What this task involves:
Reproduce the following material exactly, including every line.

**********

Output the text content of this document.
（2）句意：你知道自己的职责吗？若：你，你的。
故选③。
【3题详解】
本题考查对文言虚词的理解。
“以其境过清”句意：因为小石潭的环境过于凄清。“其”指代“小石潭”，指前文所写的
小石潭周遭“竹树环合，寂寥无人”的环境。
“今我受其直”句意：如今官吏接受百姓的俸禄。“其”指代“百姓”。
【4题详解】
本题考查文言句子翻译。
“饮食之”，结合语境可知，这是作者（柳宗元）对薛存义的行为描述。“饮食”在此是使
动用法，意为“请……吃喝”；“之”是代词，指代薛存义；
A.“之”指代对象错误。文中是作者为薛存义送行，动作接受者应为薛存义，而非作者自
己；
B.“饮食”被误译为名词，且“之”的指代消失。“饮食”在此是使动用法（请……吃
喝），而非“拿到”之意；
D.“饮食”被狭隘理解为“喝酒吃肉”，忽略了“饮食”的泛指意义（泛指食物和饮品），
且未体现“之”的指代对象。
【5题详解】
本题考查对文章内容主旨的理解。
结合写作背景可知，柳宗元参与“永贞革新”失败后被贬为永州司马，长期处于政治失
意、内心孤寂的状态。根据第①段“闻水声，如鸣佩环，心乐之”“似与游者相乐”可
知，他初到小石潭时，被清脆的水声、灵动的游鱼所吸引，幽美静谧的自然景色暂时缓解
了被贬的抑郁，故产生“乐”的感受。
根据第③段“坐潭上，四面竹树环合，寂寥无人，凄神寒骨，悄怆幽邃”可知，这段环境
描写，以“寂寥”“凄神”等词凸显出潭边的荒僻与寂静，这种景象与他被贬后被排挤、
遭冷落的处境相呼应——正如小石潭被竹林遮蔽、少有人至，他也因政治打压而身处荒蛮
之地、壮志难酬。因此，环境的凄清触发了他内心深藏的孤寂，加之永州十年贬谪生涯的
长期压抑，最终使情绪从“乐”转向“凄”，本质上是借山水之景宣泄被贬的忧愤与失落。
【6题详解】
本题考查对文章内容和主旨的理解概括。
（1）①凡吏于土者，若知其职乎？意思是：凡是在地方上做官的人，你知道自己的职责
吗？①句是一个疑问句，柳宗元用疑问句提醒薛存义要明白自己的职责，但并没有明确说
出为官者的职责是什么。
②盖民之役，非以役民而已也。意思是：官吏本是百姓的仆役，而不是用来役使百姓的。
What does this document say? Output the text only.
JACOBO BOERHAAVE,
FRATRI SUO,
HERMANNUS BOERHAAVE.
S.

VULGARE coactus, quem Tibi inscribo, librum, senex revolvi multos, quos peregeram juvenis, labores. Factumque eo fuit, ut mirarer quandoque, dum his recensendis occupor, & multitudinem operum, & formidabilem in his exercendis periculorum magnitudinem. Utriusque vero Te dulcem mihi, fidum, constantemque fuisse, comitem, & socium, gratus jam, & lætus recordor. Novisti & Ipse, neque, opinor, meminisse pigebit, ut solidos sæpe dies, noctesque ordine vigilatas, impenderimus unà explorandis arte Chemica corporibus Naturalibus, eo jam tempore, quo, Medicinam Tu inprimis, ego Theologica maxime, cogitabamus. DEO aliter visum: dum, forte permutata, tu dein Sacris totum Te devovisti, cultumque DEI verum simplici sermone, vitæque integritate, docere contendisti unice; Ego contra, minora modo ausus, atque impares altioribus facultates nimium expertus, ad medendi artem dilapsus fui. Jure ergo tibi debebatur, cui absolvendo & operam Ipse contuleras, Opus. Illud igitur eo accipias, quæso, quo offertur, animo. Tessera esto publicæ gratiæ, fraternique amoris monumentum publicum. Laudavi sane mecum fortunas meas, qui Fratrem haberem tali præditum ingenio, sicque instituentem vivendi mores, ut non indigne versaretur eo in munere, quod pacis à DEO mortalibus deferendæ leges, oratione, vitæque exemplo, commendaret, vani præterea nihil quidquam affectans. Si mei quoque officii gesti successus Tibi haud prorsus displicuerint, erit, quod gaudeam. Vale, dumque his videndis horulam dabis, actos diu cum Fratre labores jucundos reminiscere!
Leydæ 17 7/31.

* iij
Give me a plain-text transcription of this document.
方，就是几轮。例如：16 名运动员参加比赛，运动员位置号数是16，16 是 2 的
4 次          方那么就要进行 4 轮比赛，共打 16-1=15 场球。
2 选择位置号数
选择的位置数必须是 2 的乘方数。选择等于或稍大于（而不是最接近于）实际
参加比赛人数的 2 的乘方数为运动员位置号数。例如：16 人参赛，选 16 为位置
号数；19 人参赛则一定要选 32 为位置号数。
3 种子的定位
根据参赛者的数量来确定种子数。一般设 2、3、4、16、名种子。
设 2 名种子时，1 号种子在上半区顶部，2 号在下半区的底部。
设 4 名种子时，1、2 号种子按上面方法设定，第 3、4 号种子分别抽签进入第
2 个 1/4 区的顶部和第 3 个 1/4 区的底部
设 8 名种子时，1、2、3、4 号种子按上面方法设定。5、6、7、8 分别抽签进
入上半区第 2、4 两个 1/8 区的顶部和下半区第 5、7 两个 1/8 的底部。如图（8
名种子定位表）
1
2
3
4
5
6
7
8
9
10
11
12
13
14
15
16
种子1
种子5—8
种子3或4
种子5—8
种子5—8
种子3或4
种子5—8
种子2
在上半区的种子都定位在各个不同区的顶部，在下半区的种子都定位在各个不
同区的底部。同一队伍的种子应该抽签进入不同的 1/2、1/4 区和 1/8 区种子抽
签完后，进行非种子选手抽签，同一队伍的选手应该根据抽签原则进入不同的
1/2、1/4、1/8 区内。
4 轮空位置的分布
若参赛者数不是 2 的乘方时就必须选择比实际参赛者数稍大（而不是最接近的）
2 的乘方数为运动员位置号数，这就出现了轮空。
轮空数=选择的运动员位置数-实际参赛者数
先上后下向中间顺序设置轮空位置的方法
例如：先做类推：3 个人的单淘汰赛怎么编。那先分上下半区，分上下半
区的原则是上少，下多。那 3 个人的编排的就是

**********

Answer for this exercise:
Output the text content of this document.
（2）句意：你知道自己的职责吗？若：你，你的。
故选③。
【3题详解】
本题考查对文言虚词的理解。
“以其境过清”句意：因为小石潭的环境过于凄清。“其”指代“小石潭”，指前文所写的
小石潭周遭“竹树环合，寂寥无人”的环境。
“今我受其直”句意：如今官吏接受百姓的俸禄。“其”指代“百姓”。
【4题详解】
本题考查文言句子翻译。
“饮食之”，结合语境可知，这是作者（柳宗元）对薛存义的行为描述。“饮食”在此是使
动用法，意为“请……吃喝”；“之”是代词，指代薛存义；
A.“之”指代对象错误。文中是作者为薛存义送行，动作接受者应为薛存义，而非作者自
己；
B.“饮食”被误译为名词，且“之”的指代消失。“饮食”在此是使动用法（请……吃
喝），而非“拿到”之意；
D.“饮食”被狭隘理解为“喝酒吃肉”，忽略了“饮食”的泛指意义（泛指食物和饮品），
且未体现“之”的指代对象。
【5题详解】
本题考查对文章内容主旨的理解。
结合写作背景可知，柳宗元参与“永贞革新”失败后被贬为永州司马，长期处于政治失
意、内心孤寂的状态。根据第①段“闻水声，如鸣佩环，心乐之”“似与游者相乐”可
知，他初到小石潭时，被清脆的水声、灵动的游鱼所吸引，幽美静谧的自然景色暂时缓解
了被贬的抑郁，故产生“乐”的感受。
根据第③段“坐潭上，四面竹树环合，寂寥无人，凄神寒骨，悄怆幽邃”可知，这段环境
描写，以“寂寥”“凄神”等词凸显出潭边的荒僻与寂静，这种景象与他被贬后被排挤、
遭冷落的处境相呼应——正如小石潭被竹林遮蔽、少有人至，他也因政治打压而身处荒蛮
之地、壮志难酬。因此，环境的凄清触发了他内心深藏的孤寂，加之永州十年贬谪生涯的
长期压抑，最终使情绪从“乐”转向“凄”，本质上是借山水之景宣泄被贬的忧愤与失落。
【6题详解】
本题考查对文章内容和主旨的理解概括。
（1）①凡吏于土者，若知其职乎？意思是：凡是在地方上做官的人，你知道自己的职责
吗？①句是一个疑问句，柳宗元用疑问句提醒薛存义要明白自己的职责，但并没有明确说
出为官者的职责是什么。
②盖民之役，非以役民而已也。意思是：官吏本是百姓的仆役，而不是用来役使百姓的。
What does this document say? Output the text only.
JACOBO BOERHAAVE,
FRATRI SUO,
HERMANNUS BOERHAAVE.
S.

VULGARE coactus, quem Tibi inscribo, librum, senex revolvi multos, quos peregeram juvenis, labores. Factumque eo fuit, ut mirarer quandoque, dum his recensendis occupor, & multitudinem operum, & formidabilem in his exercendis periculorum magnitudinem. Utriusque vero Te dulcem mihi, fidum, constantemque fuisse, comitem, & socium, gratus jam, & lætus recordor. Novisti & Ipse, neque, opinor, meminisse pigebit, ut solidos sæpe dies, noctesque ordine vigilatas, impenderimus unà explorandis arte Chemica corporibus Naturalibus, eo jam tempore, quo, Medicinam Tu inprimis, ego Theologica maxime, cogitabamus. DEO aliter visum: dum, forte permutata, tu dein Sacris totum Te devovisti, cultumque DEI verum simplici sermone, vitæque integritate, docere contendisti unice; Ego contra, minora modo ausus, atque impares altioribus facultates nimium expertus, ad medendi artem dilapsus fui. Jure ergo tibi debebatur, cui absolvendo & operam Ipse contuleras, Opus. Illud igitur eo accipias, quæso, quo offertur, animo. Tessera esto publicæ gratiæ, fraternique amoris monumentum publicum. Laudavi sane mecum fortunas meas, qui Fratrem haberem tali præditum ingenio, sicque instituentem vivendi mores, ut non indigne versaretur eo in munere, quod pacis à DEO mortalibus deferendæ leges, oratione, vitæque exemplo, commendaret, vani præterea nihil quidquam affectans. Si mei quoque officii gesti successus Tibi haud prorsus displicuerint, erit, quod gaudeam. Vale, dumque his videndis horulam dabis, actos diu cum Fratre labores jucundos reminiscere!
Leydæ 17 7/31.

* iij
Give me a plain-text transcription of this document.
方，就是几轮。例如：16 名运动员参加比赛，运动员位置号数是16，16 是 2 的
4 次          方那么就要进行 4 轮比赛，共打 16-1=15 场球。
2 选择位置号数
选择的位置数必须是 2 的乘方数。选择等于或稍大于（而不是最接近于）实际
参加比赛人数的 2 的乘方数为运动员位置号数。例如：16 人参赛，选 16 为位置
号数；19 人参赛则一定要选 32 为位置号数。
3 种子的定位
根据参赛者的数量来确定种子数。一般设 2、3、4、16、名种子。
设 2 名种子时，1 号种子在上半区顶部，2 号在下半区的底部。
设 4 名种子时，1、2 号种子按上面方法设定，第 3、4 号种子分别抽签进入第
2 个 1/4 区的顶部和第 3 个 1/4 区的底部
设 8 名种子时，1、2、3、4 号种子按上面方法设定。5、6、7、8 分别抽签进
入上半区第 2、4 两个 1/8 区的顶部和下半区第 5、7 两个 1/8 的底部。如图（8
名种子定位表）
1
2
3
4
5
6
7
8
9
10
11
12
13
14
15
16
种子1
种子5—8
种子3或4
种子5—8
种子5—8
种子3或4
种子5—8
种子2
在上半区的种子都定位在各个不同区的顶部，在下半区的种子都定位在各个不
同区的底部。同一队伍的种子应该抽签进入不同的 1/2、1/4 区和 1/8 区种子抽
签完后，进行非种子选手抽签，同一队伍的选手应该根据抽签原则进入不同的
1/2、1/4、1/8 区内。
4 轮空位置的分布
若参赛者数不是 2 的乘方时就必须选择比实际参赛者数稍大（而不是最接近的）
2 的乘方数为运动员位置号数，这就出现了轮空。
轮空数=选择的运动员位置数-实际参赛者数
先上后下向中间顺序设置轮空位置的方法
例如：先做类推：3 个人的单淘汰赛怎么编。那先分上下半区，分上下半
区的原则是上少，下多。那 3 个人的编排的就是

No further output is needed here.